[Dataset excerpt]
## begin
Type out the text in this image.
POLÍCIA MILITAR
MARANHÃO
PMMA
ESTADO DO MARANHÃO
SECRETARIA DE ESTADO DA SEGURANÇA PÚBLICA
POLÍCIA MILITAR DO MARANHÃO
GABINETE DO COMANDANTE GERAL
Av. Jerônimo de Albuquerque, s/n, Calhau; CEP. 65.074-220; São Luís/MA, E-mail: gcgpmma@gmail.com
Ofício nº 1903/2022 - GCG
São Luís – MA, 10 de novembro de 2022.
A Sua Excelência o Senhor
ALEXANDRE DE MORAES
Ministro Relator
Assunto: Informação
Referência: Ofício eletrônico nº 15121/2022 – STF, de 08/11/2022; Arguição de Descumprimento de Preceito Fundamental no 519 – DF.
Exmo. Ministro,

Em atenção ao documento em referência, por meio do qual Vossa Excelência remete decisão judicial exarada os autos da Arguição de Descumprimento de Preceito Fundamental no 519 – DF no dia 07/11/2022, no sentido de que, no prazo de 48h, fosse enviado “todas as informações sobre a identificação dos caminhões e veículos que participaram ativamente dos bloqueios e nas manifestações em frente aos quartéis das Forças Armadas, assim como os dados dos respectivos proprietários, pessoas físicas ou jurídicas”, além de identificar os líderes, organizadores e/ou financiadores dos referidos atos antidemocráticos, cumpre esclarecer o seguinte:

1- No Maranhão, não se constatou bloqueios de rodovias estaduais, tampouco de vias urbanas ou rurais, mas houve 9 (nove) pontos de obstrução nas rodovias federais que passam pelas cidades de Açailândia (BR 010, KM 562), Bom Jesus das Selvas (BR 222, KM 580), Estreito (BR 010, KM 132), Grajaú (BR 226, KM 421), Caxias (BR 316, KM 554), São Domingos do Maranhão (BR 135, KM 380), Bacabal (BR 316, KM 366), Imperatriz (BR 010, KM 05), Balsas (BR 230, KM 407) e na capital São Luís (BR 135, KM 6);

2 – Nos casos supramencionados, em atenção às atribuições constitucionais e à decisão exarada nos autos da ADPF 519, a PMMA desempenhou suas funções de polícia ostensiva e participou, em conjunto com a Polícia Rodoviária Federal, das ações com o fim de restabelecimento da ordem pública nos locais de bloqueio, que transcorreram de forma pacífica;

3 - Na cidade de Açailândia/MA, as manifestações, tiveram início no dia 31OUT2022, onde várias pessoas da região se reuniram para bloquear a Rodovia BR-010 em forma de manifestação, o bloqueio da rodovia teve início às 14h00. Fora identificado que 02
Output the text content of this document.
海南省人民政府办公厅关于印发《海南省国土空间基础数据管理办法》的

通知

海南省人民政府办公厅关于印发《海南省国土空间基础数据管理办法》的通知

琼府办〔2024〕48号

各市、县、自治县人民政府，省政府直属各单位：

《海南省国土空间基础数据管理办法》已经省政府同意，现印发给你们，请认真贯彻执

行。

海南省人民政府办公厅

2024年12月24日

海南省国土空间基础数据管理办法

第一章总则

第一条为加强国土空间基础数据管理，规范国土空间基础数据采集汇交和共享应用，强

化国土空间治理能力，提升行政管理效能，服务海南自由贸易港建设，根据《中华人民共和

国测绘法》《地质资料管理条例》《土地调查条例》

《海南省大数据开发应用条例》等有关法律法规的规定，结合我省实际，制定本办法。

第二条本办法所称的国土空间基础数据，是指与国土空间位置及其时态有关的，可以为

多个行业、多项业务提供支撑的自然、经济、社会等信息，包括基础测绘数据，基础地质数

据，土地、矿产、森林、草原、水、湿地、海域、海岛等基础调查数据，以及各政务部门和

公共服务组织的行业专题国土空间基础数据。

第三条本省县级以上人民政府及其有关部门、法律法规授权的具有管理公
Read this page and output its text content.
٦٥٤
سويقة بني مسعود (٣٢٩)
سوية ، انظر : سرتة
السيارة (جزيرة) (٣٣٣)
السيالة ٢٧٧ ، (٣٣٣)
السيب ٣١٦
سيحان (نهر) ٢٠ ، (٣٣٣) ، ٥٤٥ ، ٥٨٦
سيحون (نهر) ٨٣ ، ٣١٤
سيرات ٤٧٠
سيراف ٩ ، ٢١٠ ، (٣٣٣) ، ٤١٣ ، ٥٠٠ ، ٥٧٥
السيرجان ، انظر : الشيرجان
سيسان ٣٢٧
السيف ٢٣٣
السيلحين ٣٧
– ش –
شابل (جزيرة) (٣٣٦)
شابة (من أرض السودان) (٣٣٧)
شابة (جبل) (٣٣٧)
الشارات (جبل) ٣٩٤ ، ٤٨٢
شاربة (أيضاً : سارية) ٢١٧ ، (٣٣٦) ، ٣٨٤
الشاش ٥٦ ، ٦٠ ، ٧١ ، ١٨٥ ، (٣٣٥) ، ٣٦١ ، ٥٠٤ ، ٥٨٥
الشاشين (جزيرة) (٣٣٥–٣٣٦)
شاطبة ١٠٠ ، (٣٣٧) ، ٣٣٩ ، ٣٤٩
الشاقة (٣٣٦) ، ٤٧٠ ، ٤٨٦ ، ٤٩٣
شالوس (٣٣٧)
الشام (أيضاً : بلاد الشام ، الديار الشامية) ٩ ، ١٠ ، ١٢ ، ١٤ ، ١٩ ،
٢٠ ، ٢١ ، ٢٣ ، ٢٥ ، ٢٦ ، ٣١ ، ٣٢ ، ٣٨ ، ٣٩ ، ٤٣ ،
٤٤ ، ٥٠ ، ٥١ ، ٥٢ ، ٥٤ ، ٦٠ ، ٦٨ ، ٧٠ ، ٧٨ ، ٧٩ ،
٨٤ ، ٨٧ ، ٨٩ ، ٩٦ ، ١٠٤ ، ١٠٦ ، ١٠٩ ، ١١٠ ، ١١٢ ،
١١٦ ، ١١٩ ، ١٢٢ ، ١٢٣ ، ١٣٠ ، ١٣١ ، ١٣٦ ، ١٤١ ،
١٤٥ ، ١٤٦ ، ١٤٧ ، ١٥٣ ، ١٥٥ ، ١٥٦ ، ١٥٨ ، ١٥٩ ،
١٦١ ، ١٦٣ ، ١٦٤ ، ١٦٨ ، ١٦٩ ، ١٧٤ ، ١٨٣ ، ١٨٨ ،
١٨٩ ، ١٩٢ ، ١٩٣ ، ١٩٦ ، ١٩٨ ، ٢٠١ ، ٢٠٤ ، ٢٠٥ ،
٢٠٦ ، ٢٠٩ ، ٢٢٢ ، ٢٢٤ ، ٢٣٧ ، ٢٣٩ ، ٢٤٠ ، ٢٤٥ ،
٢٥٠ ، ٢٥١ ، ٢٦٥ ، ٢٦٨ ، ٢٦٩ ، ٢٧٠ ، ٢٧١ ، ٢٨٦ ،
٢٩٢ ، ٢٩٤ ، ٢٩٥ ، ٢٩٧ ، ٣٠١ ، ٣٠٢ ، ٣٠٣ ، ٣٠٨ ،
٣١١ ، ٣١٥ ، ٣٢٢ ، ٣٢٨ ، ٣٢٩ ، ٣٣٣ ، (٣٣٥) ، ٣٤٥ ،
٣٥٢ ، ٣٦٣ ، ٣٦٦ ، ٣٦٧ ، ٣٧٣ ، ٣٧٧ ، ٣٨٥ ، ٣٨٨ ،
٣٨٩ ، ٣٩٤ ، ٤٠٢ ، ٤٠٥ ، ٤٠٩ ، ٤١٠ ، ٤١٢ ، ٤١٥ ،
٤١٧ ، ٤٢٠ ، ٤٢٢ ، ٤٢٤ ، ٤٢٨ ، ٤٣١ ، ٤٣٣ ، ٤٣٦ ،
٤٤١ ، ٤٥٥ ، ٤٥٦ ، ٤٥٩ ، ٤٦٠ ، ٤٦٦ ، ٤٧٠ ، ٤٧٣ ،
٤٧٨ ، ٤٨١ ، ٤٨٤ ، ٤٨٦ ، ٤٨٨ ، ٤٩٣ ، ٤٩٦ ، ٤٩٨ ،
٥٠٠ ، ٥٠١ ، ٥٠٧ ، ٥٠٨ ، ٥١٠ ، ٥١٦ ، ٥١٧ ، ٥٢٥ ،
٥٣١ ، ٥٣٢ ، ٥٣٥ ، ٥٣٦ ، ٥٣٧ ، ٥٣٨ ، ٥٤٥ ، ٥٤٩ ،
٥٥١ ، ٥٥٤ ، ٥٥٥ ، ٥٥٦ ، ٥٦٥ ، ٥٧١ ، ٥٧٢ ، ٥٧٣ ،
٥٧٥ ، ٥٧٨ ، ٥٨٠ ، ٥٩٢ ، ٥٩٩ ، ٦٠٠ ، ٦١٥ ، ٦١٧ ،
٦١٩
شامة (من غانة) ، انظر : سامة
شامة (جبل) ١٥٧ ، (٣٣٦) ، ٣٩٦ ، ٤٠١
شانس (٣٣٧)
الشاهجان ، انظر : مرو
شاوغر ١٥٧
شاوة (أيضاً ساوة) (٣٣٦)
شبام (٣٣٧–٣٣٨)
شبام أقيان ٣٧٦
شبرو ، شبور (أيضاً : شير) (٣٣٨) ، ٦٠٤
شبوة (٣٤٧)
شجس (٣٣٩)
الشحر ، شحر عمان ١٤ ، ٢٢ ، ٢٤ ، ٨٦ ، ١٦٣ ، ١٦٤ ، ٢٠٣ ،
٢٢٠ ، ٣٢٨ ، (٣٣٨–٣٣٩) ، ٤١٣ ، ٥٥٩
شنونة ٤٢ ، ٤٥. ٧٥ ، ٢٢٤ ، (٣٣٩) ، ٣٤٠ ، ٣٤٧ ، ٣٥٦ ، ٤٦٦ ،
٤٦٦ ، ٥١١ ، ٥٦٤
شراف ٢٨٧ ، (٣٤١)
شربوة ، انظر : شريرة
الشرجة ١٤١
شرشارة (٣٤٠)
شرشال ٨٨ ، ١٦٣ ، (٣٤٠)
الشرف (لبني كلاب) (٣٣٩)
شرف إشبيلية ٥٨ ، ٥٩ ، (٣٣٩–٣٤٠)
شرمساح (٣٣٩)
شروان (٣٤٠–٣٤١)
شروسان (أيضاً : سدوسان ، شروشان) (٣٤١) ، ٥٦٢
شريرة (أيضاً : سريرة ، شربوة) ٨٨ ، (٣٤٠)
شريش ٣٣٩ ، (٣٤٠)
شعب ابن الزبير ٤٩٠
## end
§ Instructions for the task
Return each line in the records that holds the string "ESTADO".

§ Solution for this problem
ESTADO DO MARANHÃO
SECRETARIA DE ESTADO DA SEGURANÇA PÚBLICA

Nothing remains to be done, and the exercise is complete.